» **DESCRIPTION OF THE TASK**
Report back each line of the records that contains the string "διαχείρισης".

» **DATA PROVIDED**
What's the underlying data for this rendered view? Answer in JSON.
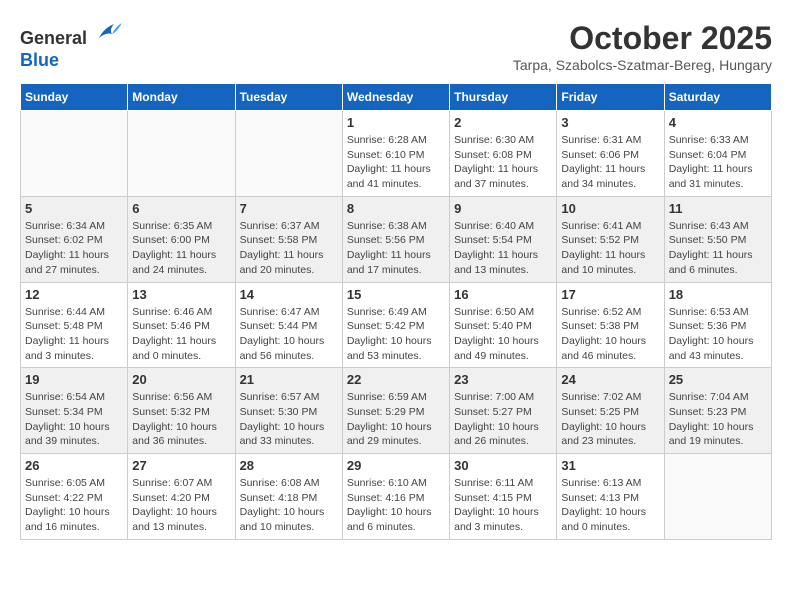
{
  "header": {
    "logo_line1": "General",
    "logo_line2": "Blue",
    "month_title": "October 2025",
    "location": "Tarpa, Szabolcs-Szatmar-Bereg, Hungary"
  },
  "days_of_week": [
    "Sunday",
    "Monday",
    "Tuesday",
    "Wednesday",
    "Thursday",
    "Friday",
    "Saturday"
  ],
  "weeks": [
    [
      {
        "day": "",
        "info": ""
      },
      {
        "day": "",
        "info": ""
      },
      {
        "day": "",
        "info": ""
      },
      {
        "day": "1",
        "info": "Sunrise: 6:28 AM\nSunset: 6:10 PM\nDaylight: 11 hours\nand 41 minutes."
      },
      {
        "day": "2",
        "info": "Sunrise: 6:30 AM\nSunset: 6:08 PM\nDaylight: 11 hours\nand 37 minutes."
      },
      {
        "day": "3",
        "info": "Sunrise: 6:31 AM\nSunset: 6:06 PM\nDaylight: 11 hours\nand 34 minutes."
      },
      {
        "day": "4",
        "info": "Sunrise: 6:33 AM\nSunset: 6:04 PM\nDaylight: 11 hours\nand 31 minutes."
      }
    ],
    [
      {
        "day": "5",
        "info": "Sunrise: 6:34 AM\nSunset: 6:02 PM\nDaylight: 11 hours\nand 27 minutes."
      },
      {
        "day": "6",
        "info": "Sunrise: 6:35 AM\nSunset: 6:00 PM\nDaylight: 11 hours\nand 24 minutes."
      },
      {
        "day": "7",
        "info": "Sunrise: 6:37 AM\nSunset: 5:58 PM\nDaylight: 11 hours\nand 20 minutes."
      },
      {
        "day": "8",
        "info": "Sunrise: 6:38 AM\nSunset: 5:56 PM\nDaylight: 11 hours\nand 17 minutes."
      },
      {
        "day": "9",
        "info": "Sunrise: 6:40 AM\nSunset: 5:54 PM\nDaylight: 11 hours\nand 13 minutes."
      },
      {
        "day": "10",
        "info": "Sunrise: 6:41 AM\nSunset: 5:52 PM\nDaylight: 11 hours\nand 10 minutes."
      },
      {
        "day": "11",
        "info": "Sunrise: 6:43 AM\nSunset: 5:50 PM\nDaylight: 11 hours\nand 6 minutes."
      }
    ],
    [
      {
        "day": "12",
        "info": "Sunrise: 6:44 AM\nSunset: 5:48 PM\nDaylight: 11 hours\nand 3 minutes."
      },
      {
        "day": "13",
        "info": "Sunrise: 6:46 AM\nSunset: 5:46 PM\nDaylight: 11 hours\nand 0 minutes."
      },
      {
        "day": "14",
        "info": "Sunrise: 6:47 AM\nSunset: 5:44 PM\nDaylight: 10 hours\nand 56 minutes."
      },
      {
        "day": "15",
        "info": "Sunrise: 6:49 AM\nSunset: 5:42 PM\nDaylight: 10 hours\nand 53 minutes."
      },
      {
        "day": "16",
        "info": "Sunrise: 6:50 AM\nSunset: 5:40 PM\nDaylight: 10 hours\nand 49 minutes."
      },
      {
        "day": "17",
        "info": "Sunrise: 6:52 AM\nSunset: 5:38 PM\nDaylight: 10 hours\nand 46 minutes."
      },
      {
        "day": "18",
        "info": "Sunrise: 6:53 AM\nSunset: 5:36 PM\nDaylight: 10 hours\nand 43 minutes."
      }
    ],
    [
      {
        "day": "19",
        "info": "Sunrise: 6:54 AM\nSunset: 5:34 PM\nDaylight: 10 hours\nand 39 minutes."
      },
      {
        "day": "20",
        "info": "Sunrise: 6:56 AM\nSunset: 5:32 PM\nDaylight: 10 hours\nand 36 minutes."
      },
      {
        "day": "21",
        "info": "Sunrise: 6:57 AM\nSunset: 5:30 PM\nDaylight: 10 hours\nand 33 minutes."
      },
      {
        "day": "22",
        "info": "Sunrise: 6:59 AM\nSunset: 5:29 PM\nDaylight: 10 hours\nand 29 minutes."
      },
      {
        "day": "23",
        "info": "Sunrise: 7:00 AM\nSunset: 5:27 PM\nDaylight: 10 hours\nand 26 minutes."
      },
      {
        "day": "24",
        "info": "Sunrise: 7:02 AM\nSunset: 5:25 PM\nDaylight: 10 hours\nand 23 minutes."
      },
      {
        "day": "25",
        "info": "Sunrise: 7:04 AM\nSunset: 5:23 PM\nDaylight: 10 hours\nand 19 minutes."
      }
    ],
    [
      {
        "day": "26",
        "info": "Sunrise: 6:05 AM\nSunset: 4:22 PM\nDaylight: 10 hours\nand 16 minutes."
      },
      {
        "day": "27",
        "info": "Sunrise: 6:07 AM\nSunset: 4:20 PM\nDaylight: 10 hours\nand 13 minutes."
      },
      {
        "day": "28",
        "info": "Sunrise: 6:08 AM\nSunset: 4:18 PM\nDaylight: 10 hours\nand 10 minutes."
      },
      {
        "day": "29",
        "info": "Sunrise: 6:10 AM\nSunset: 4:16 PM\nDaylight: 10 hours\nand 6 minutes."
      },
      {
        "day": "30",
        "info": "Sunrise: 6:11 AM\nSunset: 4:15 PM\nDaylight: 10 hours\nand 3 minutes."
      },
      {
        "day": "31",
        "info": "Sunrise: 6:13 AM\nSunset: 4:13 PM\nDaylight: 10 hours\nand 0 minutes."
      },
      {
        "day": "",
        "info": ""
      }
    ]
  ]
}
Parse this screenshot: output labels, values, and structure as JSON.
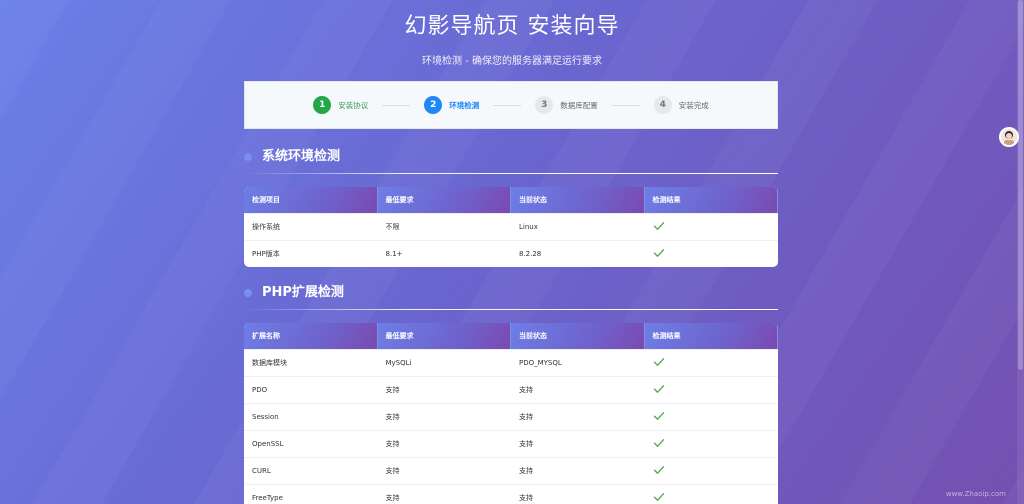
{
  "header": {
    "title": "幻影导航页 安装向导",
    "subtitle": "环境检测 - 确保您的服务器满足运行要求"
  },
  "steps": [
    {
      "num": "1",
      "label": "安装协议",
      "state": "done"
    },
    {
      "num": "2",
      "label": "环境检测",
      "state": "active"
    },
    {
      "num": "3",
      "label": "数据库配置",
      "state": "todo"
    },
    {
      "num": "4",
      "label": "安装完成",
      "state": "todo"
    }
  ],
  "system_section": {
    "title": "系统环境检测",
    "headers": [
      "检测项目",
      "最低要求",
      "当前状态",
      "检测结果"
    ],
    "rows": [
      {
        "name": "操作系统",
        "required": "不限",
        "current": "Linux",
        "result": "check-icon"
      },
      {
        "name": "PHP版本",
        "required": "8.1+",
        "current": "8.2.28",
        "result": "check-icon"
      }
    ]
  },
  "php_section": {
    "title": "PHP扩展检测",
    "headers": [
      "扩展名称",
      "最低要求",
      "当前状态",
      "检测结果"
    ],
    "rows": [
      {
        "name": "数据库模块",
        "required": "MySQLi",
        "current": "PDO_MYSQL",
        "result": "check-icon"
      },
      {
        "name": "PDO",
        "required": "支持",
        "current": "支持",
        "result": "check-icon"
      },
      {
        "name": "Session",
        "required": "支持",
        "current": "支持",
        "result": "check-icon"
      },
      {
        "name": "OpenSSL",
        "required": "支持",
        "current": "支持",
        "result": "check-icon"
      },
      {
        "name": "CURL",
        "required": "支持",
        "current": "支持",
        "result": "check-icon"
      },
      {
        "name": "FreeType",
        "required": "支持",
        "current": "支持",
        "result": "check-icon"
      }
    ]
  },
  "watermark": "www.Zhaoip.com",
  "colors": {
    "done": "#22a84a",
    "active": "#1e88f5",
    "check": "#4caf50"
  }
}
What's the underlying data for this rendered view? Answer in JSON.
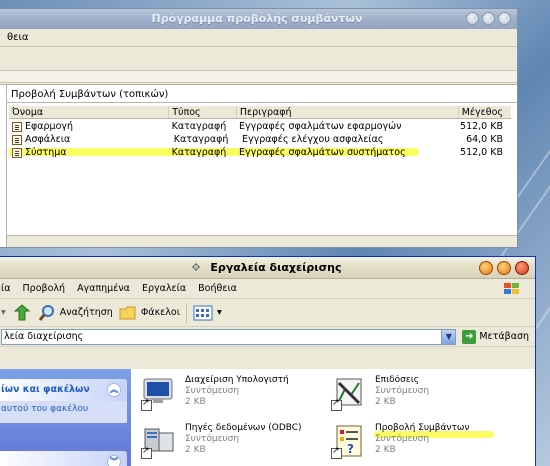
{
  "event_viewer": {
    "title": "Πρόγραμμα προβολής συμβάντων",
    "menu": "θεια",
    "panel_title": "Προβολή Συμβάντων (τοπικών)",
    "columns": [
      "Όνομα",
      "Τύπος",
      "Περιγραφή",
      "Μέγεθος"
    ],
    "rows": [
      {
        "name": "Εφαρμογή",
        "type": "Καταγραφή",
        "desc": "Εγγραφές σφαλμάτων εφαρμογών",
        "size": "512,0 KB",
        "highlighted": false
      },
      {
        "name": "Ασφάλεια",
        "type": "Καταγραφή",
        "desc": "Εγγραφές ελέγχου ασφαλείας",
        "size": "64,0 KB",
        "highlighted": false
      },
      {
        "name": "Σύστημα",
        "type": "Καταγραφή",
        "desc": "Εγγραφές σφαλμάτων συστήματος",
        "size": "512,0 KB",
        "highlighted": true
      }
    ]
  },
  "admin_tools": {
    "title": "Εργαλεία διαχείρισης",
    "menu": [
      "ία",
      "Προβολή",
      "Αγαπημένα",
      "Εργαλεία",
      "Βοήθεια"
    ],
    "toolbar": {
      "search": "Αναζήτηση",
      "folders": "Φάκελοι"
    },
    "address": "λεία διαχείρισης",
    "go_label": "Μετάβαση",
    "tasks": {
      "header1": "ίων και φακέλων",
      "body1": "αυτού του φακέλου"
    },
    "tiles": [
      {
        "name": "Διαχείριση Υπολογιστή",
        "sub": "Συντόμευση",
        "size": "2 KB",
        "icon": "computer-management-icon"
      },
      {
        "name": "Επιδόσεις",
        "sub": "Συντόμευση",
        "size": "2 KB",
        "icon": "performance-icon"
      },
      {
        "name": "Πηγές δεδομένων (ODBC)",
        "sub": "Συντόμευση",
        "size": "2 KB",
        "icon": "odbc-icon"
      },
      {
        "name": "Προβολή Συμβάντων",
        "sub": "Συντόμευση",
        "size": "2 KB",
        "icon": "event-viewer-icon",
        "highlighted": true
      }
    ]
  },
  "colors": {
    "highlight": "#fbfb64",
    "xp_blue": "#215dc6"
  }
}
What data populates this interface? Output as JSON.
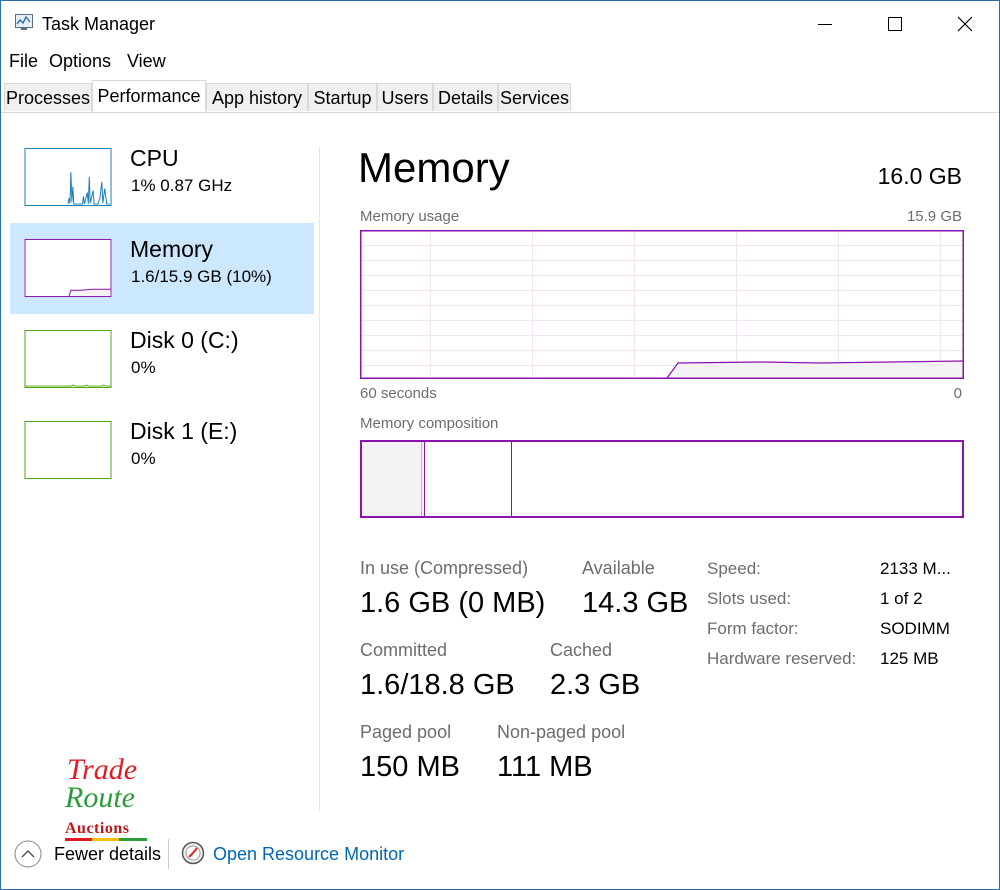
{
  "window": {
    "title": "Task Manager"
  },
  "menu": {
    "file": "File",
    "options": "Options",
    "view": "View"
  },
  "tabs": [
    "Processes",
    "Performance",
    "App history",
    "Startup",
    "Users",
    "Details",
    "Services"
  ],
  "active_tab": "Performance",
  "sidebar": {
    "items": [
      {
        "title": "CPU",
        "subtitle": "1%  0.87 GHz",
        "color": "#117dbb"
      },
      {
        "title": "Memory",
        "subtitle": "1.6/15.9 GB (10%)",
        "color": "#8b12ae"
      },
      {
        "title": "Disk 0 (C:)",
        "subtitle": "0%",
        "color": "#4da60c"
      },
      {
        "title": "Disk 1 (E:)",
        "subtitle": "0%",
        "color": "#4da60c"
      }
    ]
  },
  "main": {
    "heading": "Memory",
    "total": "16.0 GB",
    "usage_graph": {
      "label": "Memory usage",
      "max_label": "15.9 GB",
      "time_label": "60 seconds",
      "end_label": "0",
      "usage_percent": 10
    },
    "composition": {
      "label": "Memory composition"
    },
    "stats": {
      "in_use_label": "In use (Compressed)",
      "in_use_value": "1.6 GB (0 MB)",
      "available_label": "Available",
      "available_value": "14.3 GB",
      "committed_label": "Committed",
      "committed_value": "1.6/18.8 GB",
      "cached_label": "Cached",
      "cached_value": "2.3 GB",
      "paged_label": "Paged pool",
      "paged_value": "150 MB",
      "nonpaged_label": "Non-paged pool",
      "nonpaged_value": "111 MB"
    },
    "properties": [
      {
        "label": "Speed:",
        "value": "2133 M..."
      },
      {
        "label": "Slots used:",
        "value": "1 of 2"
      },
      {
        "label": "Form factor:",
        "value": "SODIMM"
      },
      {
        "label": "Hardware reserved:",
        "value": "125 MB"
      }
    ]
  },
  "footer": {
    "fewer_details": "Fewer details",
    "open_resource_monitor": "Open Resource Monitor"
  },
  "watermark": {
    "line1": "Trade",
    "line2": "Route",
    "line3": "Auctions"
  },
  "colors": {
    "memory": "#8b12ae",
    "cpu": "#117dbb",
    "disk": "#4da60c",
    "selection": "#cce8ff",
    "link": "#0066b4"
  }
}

» **PROBLEM SOLUTION**
    "title": "Εργαλεία διαχείρισης",
    "address": "λεία διαχείρισης",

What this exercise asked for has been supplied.